Work out how many lines in the entries contain the string "year", and give nothing but that number.

Saved entries
......

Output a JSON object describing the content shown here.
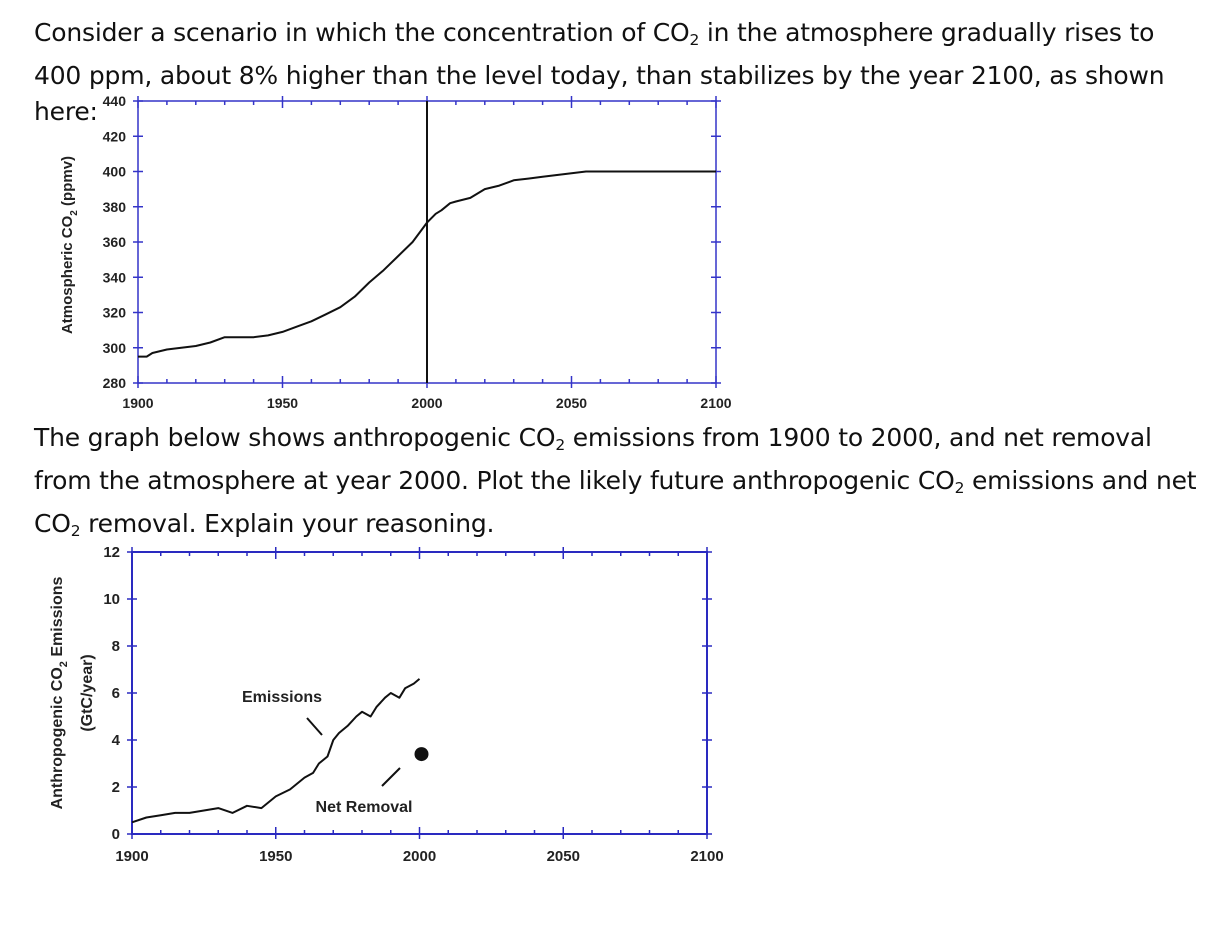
{
  "text": {
    "paragraph1": {
      "before": "Consider a scenario in which the concentration of CO",
      "sub": "2",
      "after": " in the atmosphere gradually rises to 400 ppm, about 8% higher than the level today, than stabilizes by the year 2100, as shown here:"
    },
    "paragraph2": {
      "part1": "The graph below shows anthropogenic CO",
      "sub1": "2",
      "part2": " emissions from 1900 to 2000, and net removal from the atmosphere at year 2000. Plot the likely future anthropogenic CO",
      "sub2": "2",
      "part3": " emissions and net CO",
      "sub3": "2",
      "part4": " removal. Explain your reasoning."
    }
  },
  "chart_data": [
    {
      "type": "line",
      "title": "",
      "xlabel": "",
      "ylabel": {
        "main": "Atmospheric CO",
        "sub": "2",
        "unit": " (ppmv)"
      },
      "xlim": [
        1900,
        2100
      ],
      "ylim": [
        280,
        440
      ],
      "x_ticks": [
        1900,
        1950,
        2000,
        2050,
        2100
      ],
      "y_ticks": [
        280,
        300,
        320,
        340,
        360,
        380,
        400,
        420,
        440
      ],
      "grid": false,
      "vertical_marker_x": 2000,
      "series": [
        {
          "x": [
            1900,
            1903,
            1905,
            1910,
            1915,
            1920,
            1925,
            1930,
            1935,
            1940,
            1945,
            1950,
            1955,
            1960,
            1965,
            1970,
            1975,
            1980,
            1985,
            1990,
            1995,
            2000,
            2003,
            2005,
            2008,
            2010,
            2015,
            2020,
            2025,
            2030,
            2035,
            2040,
            2045,
            2050,
            2055,
            2060,
            2070,
            2080,
            2090,
            2100
          ],
          "y": [
            295,
            295,
            297,
            299,
            300,
            301,
            303,
            306,
            306,
            306,
            307,
            309,
            312,
            315,
            319,
            323,
            329,
            337,
            344,
            352,
            360,
            371,
            376,
            378,
            382,
            383,
            385,
            390,
            392,
            395,
            396,
            397,
            398,
            399,
            400,
            400,
            400,
            400,
            400,
            400
          ],
          "color": "#111111"
        }
      ]
    },
    {
      "type": "line",
      "title": "",
      "xlabel": "",
      "ylabel": {
        "main": "Anthropogenic CO",
        "sub": "2",
        "unit": " Emissions",
        "line2": "(GtC/year)"
      },
      "xlim": [
        1900,
        2100
      ],
      "ylim": [
        0,
        12
      ],
      "x_ticks": [
        1900,
        1950,
        2000,
        2050,
        2100
      ],
      "y_ticks": [
        0,
        2,
        4,
        6,
        8,
        10,
        12
      ],
      "grid": false,
      "series": [
        {
          "name": "Emissions",
          "x": [
            1900,
            1905,
            1910,
            1915,
            1920,
            1925,
            1930,
            1935,
            1940,
            1945,
            1950,
            1955,
            1960,
            1963,
            1965,
            1968,
            1970,
            1972,
            1975,
            1978,
            1980,
            1983,
            1985,
            1988,
            1990,
            1993,
            1995,
            1998,
            2000
          ],
          "y": [
            0.5,
            0.7,
            0.8,
            0.9,
            0.9,
            1.0,
            1.1,
            0.9,
            1.2,
            1.1,
            1.6,
            1.9,
            2.4,
            2.6,
            3.0,
            3.3,
            4.0,
            4.3,
            4.6,
            5.0,
            5.2,
            5.0,
            5.4,
            5.8,
            6.0,
            5.8,
            6.2,
            6.4,
            6.6
          ],
          "color": "#111111"
        }
      ],
      "points": [
        {
          "name": "Net Removal",
          "x": 2000,
          "y": 3.4,
          "color": "#111111"
        }
      ],
      "annotations": [
        {
          "text": "Emissions",
          "target_series": "Emissions"
        },
        {
          "text": "Net Removal",
          "target_point": "Net Removal"
        }
      ]
    }
  ],
  "colors": {
    "axis_frame": "#2a2ac0",
    "chart1_frame": "#3434c8",
    "text": "#111111",
    "line": "#111111"
  }
}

......

* _Reply to the task_:
3